Lines of data:

>> begin

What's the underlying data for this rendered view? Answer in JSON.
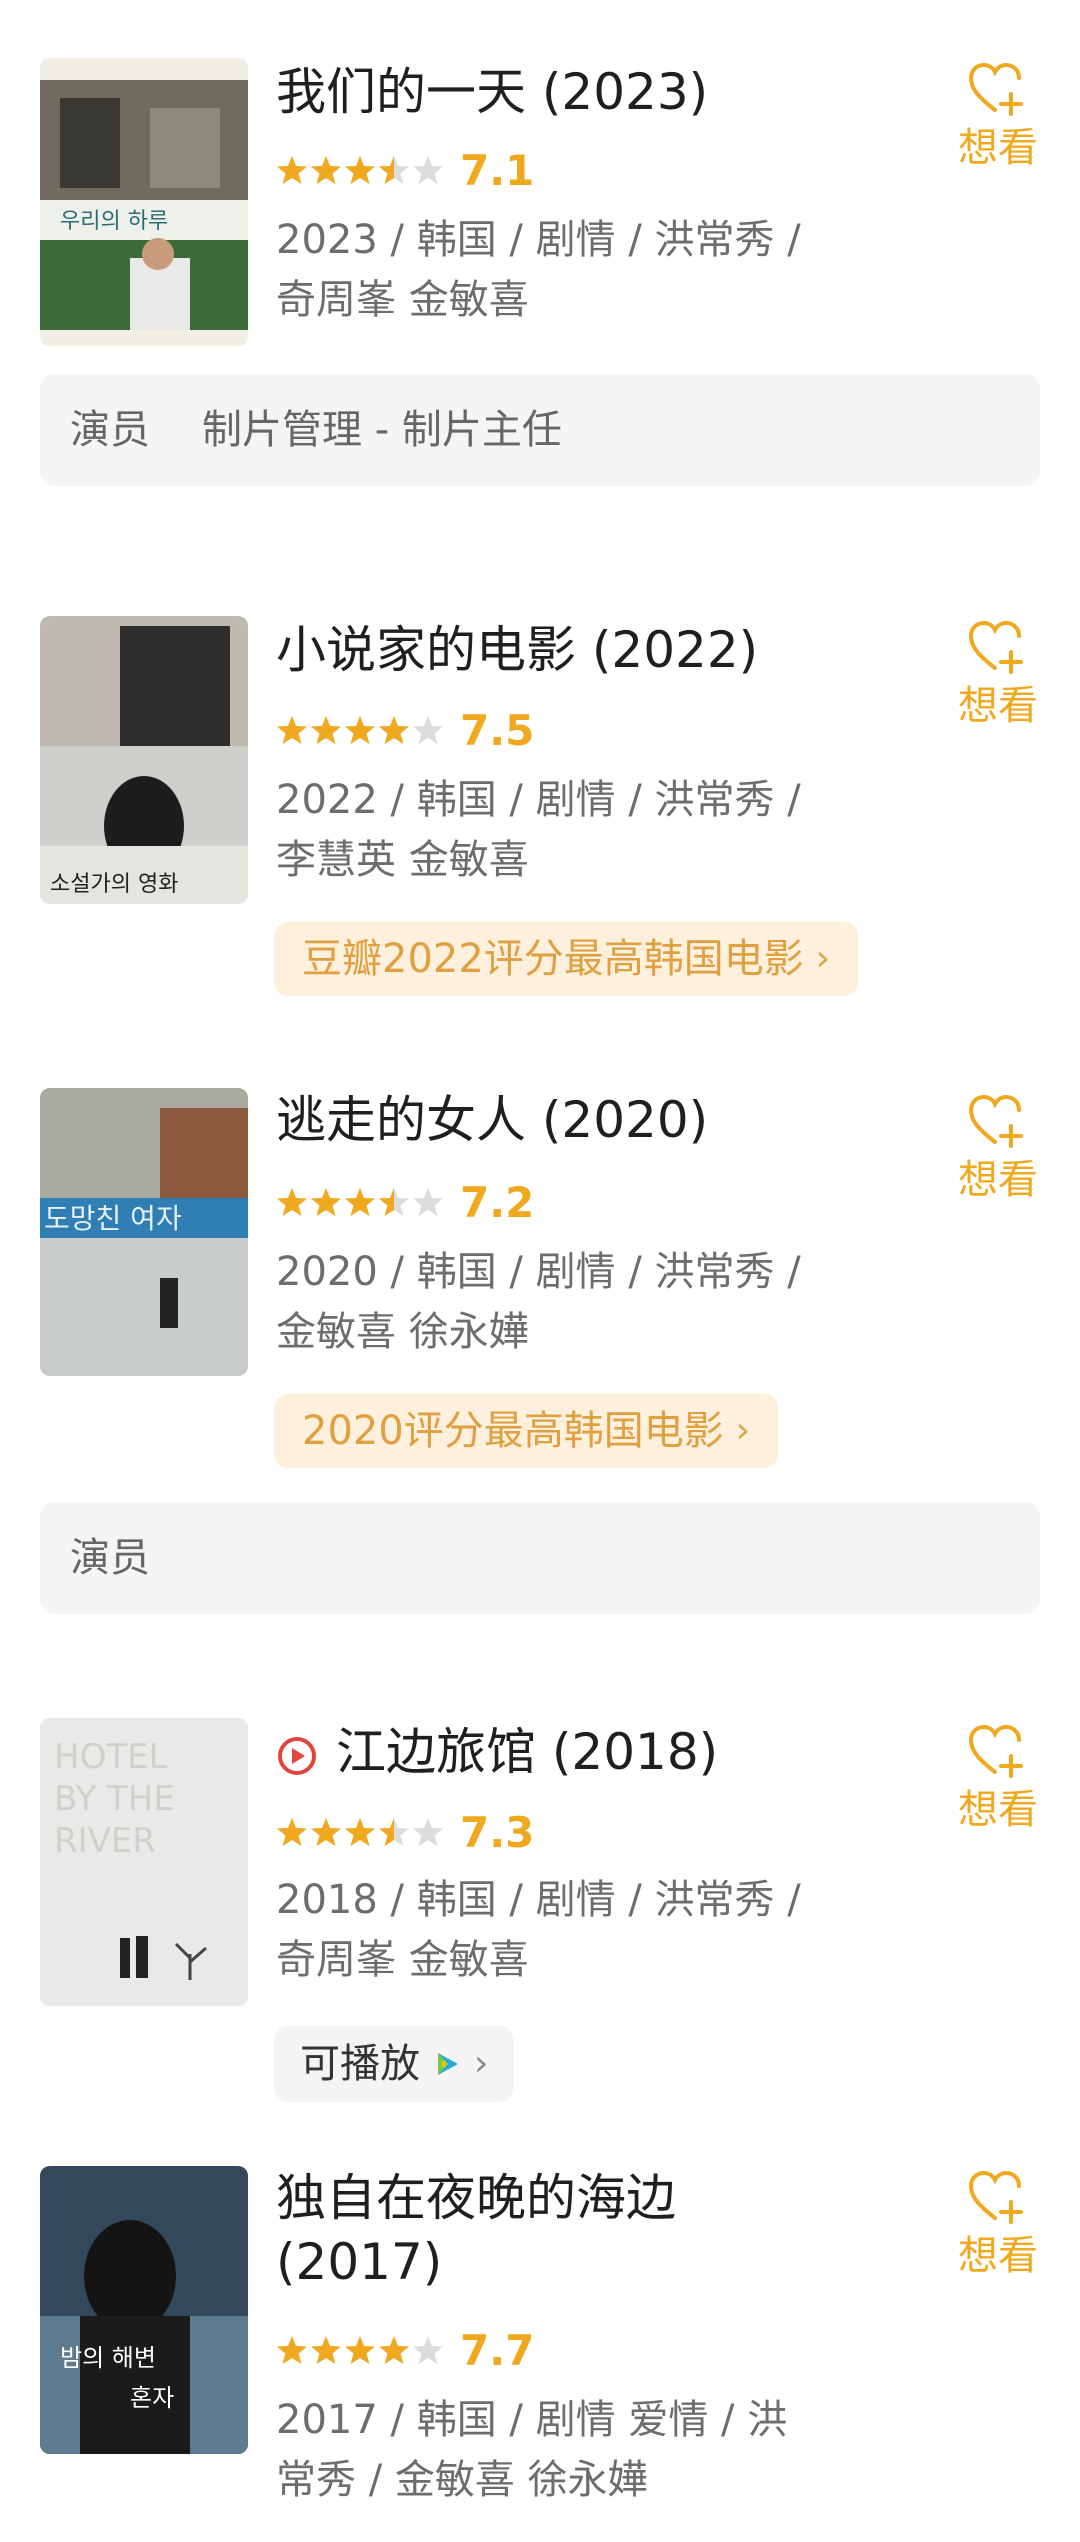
{
  "accent_color": "#f0a81f",
  "movies": [
    {
      "title": "我们的一天 (2023)",
      "rating": "7.1",
      "stars": 3.5,
      "meta": "2023 / 韩国 / 剧情 / 洪常秀 / 奇周峯 金敏喜",
      "want_label": "想看",
      "role": {
        "label": "演员",
        "extra": "制片管理 - 制片主任"
      }
    },
    {
      "title": "小说家的电影 (2022)",
      "rating": "7.5",
      "stars": 4,
      "meta": "2022 / 韩国 / 剧情 / 洪常秀 / 李慧英 金敏喜",
      "want_label": "想看",
      "badge": "豆瓣2022评分最高韩国电影"
    },
    {
      "title": "逃走的女人 (2020)",
      "rating": "7.2",
      "stars": 3.5,
      "meta": "2020 / 韩国 / 剧情 / 洪常秀 / 金敏喜 徐永嬅",
      "want_label": "想看",
      "badge": "2020评分最高韩国电影",
      "role": {
        "label": "演员"
      }
    },
    {
      "title": "江边旅馆 (2018)",
      "rating": "7.3",
      "stars": 3.5,
      "meta": "2018 / 韩国 / 剧情 / 洪常秀 / 奇周峯 金敏喜",
      "want_label": "想看",
      "play_label": "可播放"
    },
    {
      "title": "独自在夜晚的海边 (2017)",
      "rating": "7.7",
      "stars": 4,
      "meta": "2017 / 韩国 / 剧情 爱情 / 洪常秀 / 金敏喜 徐永嬅",
      "want_label": "想看"
    }
  ],
  "icons": {
    "want": "heart-plus-icon",
    "play": "play-circle-icon",
    "star": "star-icon",
    "video_app": "video-app-icon"
  }
}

>> end

What the task asks: Copy the data exactly. Any picture it contains is to be omitted.

Response below:
What's the underlying data for this rendered view? Answer in JSON.
{
  "accent_color": "#f0a81f",
  "movies": [
    {
      "title": "我们的一天 (2023)",
      "rating": "7.1",
      "stars": 3.5,
      "meta": "2023 / 韩国 / 剧情 / 洪常秀 / 奇周峯 金敏喜",
      "want_label": "想看",
      "role": {
        "label": "演员",
        "extra": "制片管理 - 制片主任"
      }
    },
    {
      "title": "小说家的电影 (2022)",
      "rating": "7.5",
      "stars": 4,
      "meta": "2022 / 韩国 / 剧情 / 洪常秀 / 李慧英 金敏喜",
      "want_label": "想看",
      "badge": "豆瓣2022评分最高韩国电影"
    },
    {
      "title": "逃走的女人 (2020)",
      "rating": "7.2",
      "stars": 3.5,
      "meta": "2020 / 韩国 / 剧情 / 洪常秀 / 金敏喜 徐永嬅",
      "want_label": "想看",
      "badge": "2020评分最高韩国电影",
      "role": {
        "label": "演员"
      }
    },
    {
      "title": "江边旅馆 (2018)",
      "rating": "7.3",
      "stars": 3.5,
      "meta": "2018 / 韩国 / 剧情 / 洪常秀 / 奇周峯 金敏喜",
      "want_label": "想看",
      "play_label": "可播放"
    },
    {
      "title": "独自在夜晚的海边 (2017)",
      "rating": "7.7",
      "stars": 4,
      "meta": "2017 / 韩国 / 剧情 爱情 / 洪常秀 / 金敏喜 徐永嬅",
      "want_label": "想看"
    }
  ],
  "icons": {
    "want": "heart-plus-icon",
    "play": "play-circle-icon",
    "star": "star-icon",
    "video_app": "video-app-icon"
  }
}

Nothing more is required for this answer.